-- STATED TASK --
Read the lines below and count those that have the word "daily". Respond with the number only.

-- Stored records --
%%

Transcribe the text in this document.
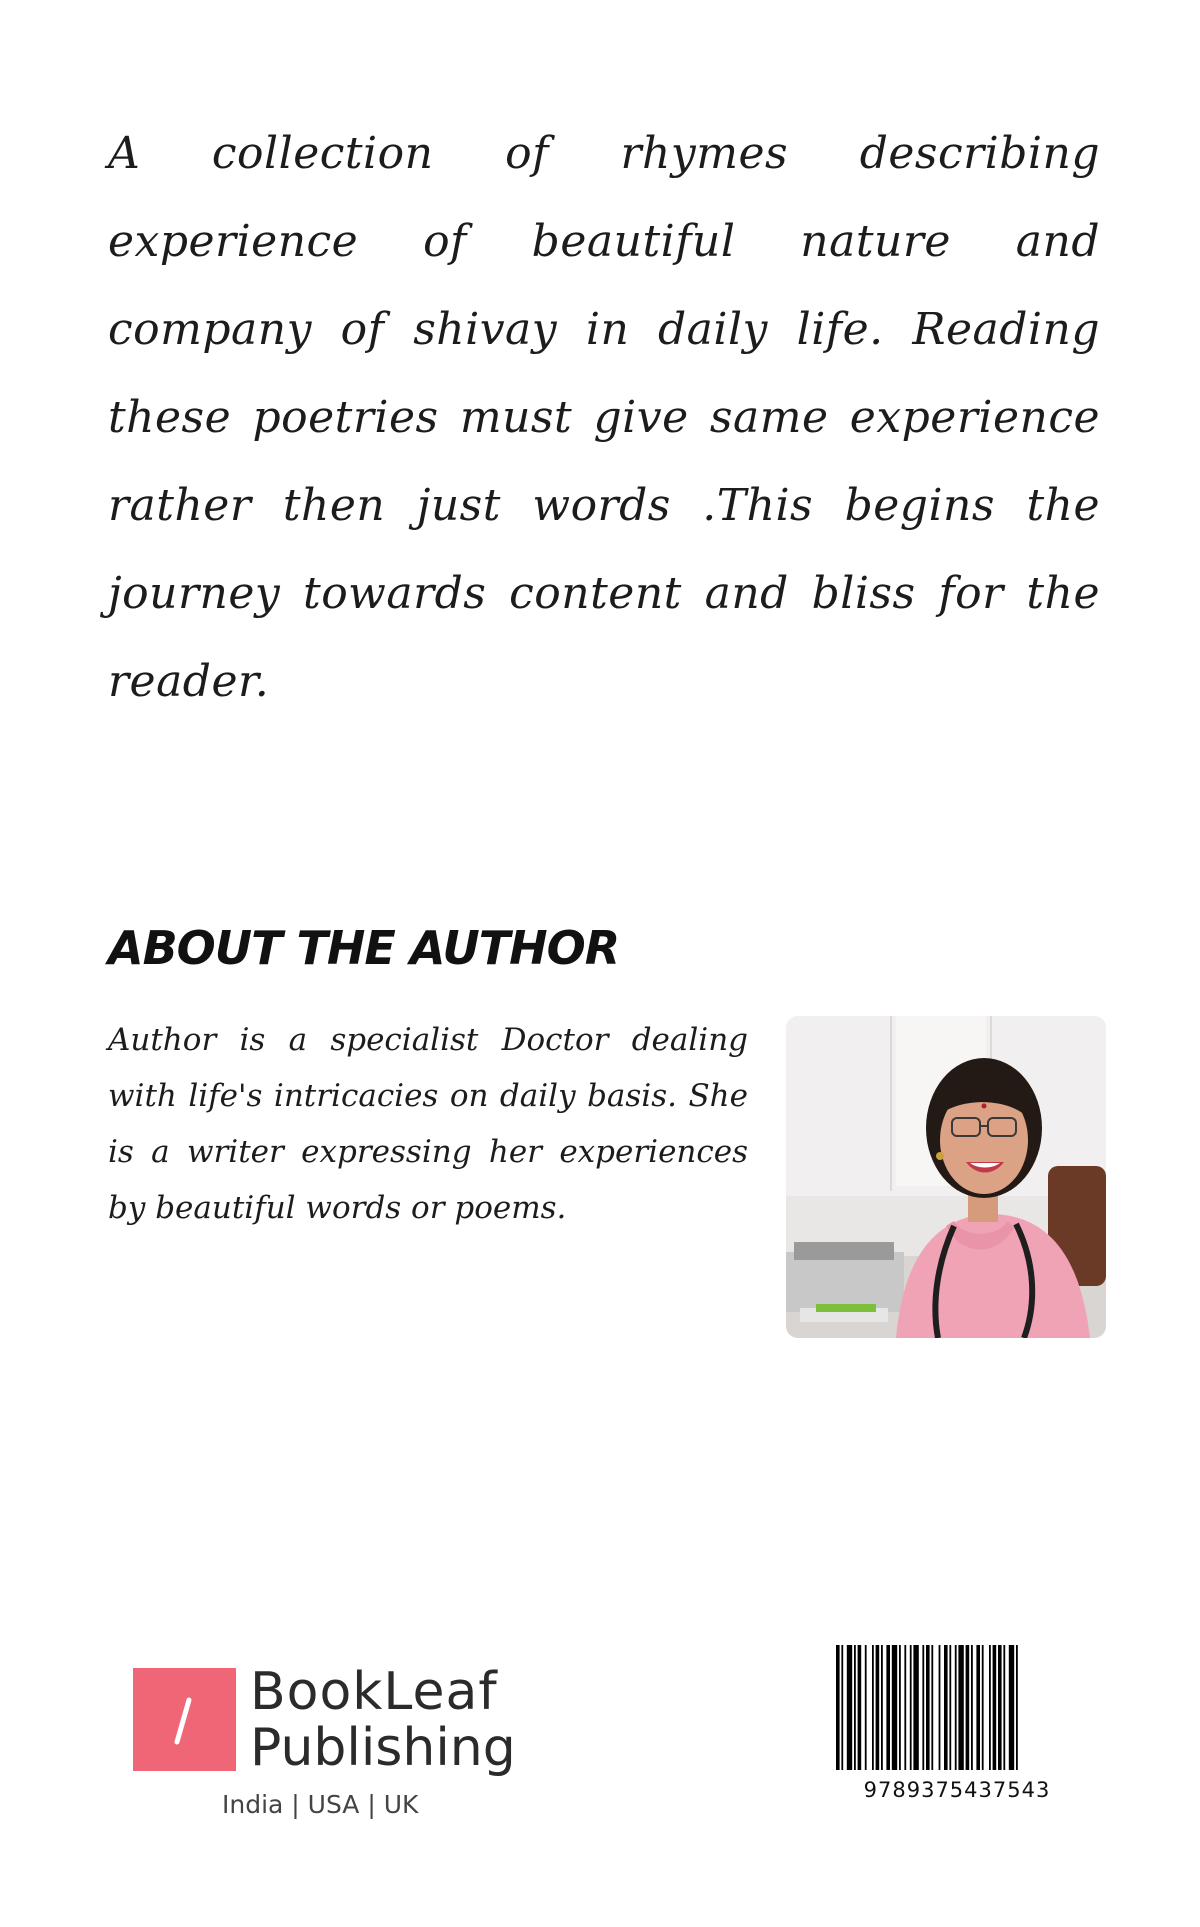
A collection of rhymes describing experience of beautiful nature and company of shivay in daily life. Reading these poetries must give same experience rather then just words .This begins the journey towards content and bliss for the reader.

ABOUT THE AUTHOR

Author is a specialist Doctor dealing with life's intricacies on daily basis. She is a writer expressing her experiences by beautiful words or poems.

BookLeaf
Publishing
India | USA | UK	9789375437543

%%

-- EXPECTED OUTPUT --
2